Collect every line below that contains the word "بدون".
______________________________
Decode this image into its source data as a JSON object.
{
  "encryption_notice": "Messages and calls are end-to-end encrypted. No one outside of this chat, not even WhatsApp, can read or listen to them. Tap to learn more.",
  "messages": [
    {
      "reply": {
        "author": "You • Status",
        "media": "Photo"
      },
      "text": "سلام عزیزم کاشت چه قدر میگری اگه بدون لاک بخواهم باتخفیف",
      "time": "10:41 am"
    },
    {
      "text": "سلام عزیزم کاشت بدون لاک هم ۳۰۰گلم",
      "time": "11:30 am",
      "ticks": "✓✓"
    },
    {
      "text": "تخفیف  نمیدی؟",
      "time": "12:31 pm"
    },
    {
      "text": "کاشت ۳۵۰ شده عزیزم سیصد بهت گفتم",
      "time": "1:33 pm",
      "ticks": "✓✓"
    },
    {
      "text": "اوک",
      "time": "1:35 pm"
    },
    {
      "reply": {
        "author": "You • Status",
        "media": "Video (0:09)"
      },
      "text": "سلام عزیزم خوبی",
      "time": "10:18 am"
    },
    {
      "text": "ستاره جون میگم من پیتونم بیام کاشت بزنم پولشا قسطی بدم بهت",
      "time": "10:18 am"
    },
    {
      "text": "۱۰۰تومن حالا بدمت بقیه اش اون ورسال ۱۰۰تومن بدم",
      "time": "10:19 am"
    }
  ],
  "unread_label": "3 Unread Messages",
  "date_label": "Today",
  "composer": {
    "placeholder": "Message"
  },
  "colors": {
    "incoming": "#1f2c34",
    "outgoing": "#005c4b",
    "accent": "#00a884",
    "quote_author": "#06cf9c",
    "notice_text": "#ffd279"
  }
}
______________________________
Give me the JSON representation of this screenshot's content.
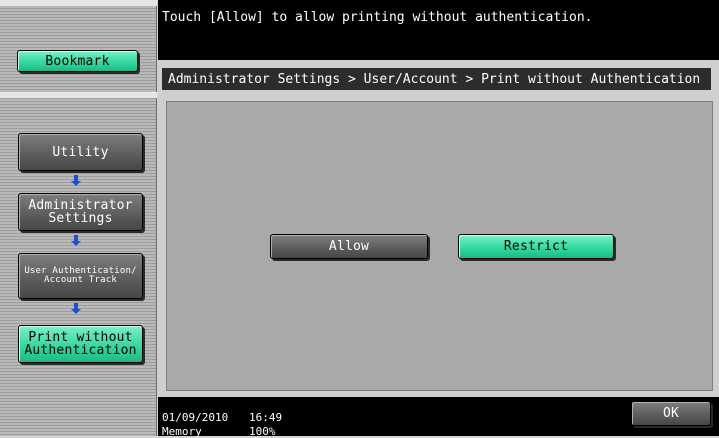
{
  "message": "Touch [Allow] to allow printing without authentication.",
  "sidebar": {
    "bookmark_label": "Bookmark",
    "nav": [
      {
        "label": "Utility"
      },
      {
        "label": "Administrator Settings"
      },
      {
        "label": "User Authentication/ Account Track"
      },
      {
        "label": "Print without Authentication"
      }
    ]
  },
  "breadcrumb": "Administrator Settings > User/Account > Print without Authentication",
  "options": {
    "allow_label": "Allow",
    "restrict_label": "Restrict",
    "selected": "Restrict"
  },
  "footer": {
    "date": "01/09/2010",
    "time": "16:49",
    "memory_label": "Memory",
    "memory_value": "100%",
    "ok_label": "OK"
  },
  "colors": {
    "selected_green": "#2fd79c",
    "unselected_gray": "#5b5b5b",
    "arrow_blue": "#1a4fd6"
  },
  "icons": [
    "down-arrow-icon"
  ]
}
______________________________
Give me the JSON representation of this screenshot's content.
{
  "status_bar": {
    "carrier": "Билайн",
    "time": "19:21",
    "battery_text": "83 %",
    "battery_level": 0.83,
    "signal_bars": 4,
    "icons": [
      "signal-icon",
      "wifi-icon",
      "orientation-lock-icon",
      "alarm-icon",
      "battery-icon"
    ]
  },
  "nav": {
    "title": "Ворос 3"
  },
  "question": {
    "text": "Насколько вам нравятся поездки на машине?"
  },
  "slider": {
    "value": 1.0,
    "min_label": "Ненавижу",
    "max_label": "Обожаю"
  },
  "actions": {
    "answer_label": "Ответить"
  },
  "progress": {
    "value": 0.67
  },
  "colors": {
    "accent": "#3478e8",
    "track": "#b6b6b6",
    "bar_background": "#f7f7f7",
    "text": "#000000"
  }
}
______________________________
§ **SOLUTION**
      "text": "سلام عزیزم کاشت چه قدر میگری اگه بدون لاک بخواهم باتخفیف",
      "text": "سلام عزیزم کاشت بدون لاک هم ۳۰۰گلم",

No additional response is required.